▶ Input for this task:
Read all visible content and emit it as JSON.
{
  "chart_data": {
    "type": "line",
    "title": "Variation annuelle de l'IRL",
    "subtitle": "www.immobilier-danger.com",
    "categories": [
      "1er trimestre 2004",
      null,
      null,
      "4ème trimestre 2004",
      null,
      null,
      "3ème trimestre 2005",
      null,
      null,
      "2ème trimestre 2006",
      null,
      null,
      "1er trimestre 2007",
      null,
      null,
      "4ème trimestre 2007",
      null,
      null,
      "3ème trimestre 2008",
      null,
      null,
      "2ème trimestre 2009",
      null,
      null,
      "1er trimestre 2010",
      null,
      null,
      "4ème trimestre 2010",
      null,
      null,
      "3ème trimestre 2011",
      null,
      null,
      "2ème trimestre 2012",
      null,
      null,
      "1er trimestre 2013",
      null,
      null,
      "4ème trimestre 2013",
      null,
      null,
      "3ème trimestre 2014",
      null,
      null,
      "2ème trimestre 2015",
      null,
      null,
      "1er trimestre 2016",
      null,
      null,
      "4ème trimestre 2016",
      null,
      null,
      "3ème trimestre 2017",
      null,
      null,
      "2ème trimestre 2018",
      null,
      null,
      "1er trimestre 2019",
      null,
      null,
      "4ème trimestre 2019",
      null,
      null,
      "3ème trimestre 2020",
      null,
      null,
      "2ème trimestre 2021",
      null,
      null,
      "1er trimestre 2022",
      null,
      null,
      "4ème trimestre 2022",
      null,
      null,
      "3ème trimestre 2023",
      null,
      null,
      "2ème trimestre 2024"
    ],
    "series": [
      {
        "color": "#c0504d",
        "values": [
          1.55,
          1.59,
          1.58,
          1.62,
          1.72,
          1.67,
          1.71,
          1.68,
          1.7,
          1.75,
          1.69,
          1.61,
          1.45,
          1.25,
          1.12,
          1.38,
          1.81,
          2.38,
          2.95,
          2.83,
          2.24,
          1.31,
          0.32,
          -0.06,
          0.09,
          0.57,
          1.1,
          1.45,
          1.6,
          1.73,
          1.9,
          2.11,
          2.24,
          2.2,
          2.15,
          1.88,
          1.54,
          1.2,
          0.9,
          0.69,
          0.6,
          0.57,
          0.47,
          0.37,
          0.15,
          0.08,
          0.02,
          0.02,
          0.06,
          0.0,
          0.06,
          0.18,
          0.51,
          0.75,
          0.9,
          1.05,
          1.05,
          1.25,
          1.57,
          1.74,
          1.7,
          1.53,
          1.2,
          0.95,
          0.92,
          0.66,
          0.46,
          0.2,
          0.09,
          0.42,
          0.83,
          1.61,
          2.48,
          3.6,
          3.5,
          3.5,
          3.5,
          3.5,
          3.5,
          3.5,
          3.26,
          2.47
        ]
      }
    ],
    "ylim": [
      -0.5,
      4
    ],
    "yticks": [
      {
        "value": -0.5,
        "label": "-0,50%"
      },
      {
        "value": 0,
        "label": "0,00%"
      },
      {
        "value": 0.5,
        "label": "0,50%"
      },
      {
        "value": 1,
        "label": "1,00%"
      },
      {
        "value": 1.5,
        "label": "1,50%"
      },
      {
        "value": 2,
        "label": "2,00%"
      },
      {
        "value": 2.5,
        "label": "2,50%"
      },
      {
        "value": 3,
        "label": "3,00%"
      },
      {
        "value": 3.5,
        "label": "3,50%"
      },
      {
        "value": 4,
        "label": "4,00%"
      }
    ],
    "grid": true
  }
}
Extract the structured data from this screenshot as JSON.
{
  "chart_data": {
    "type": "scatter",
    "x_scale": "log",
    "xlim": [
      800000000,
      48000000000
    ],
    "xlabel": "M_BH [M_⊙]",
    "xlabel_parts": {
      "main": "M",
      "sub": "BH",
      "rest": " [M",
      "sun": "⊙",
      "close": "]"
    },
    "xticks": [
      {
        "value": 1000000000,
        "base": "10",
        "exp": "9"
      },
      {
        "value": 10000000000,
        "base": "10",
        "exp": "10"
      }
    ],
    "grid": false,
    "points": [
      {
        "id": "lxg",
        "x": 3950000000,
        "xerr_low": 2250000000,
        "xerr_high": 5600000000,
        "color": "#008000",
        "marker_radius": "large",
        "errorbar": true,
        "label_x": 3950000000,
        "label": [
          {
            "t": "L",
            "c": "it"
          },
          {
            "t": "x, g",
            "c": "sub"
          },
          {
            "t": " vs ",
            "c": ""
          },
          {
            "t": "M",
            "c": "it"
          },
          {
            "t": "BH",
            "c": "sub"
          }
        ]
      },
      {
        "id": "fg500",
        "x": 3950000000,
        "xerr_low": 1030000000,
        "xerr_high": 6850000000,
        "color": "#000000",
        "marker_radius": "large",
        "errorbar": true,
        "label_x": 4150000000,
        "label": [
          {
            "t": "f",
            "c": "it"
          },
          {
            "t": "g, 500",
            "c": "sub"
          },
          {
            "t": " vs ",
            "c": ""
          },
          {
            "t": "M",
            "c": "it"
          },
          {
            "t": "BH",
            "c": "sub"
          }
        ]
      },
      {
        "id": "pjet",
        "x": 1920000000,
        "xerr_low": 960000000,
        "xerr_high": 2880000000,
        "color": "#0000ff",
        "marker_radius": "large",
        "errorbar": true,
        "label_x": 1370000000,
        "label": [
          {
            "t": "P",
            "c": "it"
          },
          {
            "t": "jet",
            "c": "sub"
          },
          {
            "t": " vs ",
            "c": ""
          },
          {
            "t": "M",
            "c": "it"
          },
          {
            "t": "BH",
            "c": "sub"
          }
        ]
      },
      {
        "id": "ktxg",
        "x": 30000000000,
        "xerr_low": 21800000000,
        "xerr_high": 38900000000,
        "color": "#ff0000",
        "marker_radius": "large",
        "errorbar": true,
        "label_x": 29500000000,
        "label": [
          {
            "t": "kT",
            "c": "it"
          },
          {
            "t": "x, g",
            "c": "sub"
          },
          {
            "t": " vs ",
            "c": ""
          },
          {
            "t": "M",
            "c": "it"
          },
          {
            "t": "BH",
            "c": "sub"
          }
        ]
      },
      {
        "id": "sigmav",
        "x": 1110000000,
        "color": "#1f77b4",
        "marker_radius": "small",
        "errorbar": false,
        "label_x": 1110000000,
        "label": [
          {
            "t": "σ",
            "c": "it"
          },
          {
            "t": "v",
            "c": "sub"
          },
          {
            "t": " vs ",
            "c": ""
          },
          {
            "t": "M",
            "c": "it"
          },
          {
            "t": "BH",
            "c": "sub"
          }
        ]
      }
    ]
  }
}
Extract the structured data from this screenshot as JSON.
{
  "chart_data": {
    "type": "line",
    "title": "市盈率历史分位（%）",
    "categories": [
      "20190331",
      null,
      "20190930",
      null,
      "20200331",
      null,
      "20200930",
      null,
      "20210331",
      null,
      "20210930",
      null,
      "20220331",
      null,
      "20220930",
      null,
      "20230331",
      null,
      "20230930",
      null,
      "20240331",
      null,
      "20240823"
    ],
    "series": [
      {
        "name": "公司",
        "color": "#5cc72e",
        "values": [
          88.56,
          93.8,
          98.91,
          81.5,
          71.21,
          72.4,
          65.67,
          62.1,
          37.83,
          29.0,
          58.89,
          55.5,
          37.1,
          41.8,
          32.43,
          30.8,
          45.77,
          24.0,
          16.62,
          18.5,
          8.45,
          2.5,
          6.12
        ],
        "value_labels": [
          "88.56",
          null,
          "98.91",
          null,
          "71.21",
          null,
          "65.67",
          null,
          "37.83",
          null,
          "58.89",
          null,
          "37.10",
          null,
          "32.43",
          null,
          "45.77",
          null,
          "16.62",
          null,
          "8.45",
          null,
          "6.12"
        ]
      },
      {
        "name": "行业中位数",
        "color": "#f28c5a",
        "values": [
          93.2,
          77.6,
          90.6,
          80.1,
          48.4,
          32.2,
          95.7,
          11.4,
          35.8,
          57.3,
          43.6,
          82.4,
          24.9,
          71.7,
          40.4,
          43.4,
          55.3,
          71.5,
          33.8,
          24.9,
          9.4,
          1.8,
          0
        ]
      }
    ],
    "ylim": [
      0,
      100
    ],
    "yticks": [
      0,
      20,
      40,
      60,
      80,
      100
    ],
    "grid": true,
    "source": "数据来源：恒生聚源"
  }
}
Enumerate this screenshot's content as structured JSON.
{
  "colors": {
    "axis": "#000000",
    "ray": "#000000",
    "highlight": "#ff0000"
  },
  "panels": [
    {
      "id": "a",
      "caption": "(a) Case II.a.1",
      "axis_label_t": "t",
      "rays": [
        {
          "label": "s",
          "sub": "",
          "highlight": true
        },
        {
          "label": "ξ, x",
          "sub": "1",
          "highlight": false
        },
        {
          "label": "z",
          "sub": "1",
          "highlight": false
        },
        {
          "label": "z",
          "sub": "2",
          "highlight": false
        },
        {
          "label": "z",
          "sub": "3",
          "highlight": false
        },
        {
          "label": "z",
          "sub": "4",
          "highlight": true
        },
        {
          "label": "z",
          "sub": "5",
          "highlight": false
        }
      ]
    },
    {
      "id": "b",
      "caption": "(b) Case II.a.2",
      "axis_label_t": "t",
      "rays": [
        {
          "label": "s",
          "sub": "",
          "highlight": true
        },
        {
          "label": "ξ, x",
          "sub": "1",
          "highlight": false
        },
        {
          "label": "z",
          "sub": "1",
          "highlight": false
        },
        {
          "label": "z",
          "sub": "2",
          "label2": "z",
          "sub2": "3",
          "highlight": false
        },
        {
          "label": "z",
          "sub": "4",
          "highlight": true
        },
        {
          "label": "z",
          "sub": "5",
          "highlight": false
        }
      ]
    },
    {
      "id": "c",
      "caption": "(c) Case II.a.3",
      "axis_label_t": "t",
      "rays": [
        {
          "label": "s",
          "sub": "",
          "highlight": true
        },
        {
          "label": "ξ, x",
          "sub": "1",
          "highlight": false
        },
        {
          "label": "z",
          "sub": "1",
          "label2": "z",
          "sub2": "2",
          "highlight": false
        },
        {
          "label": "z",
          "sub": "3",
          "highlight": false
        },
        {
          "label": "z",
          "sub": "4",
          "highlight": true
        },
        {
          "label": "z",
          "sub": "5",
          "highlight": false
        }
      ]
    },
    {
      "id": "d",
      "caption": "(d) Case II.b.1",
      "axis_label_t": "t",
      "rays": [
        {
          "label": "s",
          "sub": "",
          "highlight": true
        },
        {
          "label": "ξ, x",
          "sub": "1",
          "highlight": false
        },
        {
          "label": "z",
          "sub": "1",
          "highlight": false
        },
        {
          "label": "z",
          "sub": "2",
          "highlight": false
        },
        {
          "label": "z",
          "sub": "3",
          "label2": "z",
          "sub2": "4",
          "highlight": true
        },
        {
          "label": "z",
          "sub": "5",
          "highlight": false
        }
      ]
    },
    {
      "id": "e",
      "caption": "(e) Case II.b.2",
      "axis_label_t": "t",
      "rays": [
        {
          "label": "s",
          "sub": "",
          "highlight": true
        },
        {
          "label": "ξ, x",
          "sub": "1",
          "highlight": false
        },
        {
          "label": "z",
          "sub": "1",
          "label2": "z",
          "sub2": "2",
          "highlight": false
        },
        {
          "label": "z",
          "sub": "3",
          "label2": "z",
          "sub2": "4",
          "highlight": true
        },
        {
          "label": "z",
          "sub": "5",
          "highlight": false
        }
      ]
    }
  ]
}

▶ What you need to do: Identify and copy lines that hold the string "content".

▶ Expected answer:
Read all visible content and emit it as JSON.
Enumerate this screenshot's content as structured JSON.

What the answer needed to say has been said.